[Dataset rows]

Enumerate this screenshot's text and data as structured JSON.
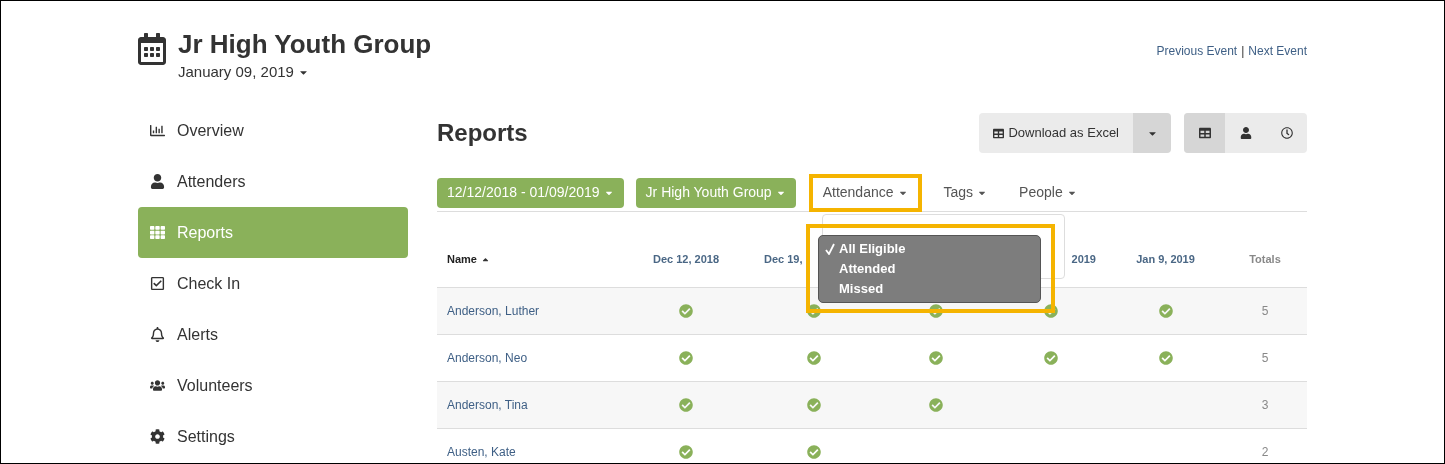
{
  "header": {
    "title": "Jr High Youth Group",
    "date": "January 09, 2019",
    "links": [
      "Previous Event",
      "Next Event"
    ],
    "link_separator": "|"
  },
  "sidebar": {
    "items": [
      {
        "label": "Overview",
        "selected": false
      },
      {
        "label": "Attenders",
        "selected": false
      },
      {
        "label": "Reports",
        "selected": true
      },
      {
        "label": "Check In",
        "selected": false
      },
      {
        "label": "Alerts",
        "selected": false
      },
      {
        "label": "Volunteers",
        "selected": false
      },
      {
        "label": "Settings",
        "selected": false
      }
    ]
  },
  "page_title": "Reports",
  "download_button": {
    "label": "Download as Excel"
  },
  "view_buttons": [
    {
      "selected": true
    },
    {
      "selected": false
    },
    {
      "selected": false
    }
  ],
  "filters": [
    {
      "label": "12/12/2018 - 01/09/2019",
      "kind": "green",
      "annotated": false
    },
    {
      "label": "Jr High Youth Group",
      "kind": "green",
      "annotated": false
    },
    {
      "label": "Attendance",
      "kind": "plain",
      "annotated": true
    },
    {
      "label": "Tags",
      "kind": "plain",
      "annotated": false
    },
    {
      "label": "People",
      "kind": "plain",
      "annotated": false
    }
  ],
  "attendance_menu": {
    "annotated": true,
    "options": [
      {
        "label": "All Eligible",
        "selected": true
      },
      {
        "label": "Attended",
        "selected": false
      },
      {
        "label": "Missed",
        "selected": false
      }
    ]
  },
  "table": {
    "columns": [
      {
        "label": "Name",
        "kind": "name"
      },
      {
        "label": "Dec 12, 2018",
        "kind": "date"
      },
      {
        "label": "Dec 19,",
        "kind": "date_cut_end"
      },
      {
        "kind": "date"
      },
      {
        "label": "2019",
        "kind": "date_cut_start"
      },
      {
        "label": "Jan 9, 2019",
        "kind": "date"
      },
      {
        "label": "Totals",
        "kind": "total"
      }
    ],
    "rows": [
      {
        "name": "Anderson, Luther",
        "attended": [
          true,
          true,
          true,
          true,
          true
        ],
        "total": "5"
      },
      {
        "name": "Anderson, Neo",
        "attended": [
          true,
          true,
          true,
          true,
          true
        ],
        "total": "5"
      },
      {
        "name": "Anderson, Tina",
        "attended": [
          true,
          true,
          true,
          false,
          false
        ],
        "total": "3"
      },
      {
        "name": "Austen, Kate",
        "attended": [
          true,
          true,
          false,
          false,
          false
        ],
        "total": "2"
      }
    ]
  }
}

> _Do this_
A line counts if it holds the word "Anderson". How many lines of the entries count? Give the number only.

> _Problem solution_
3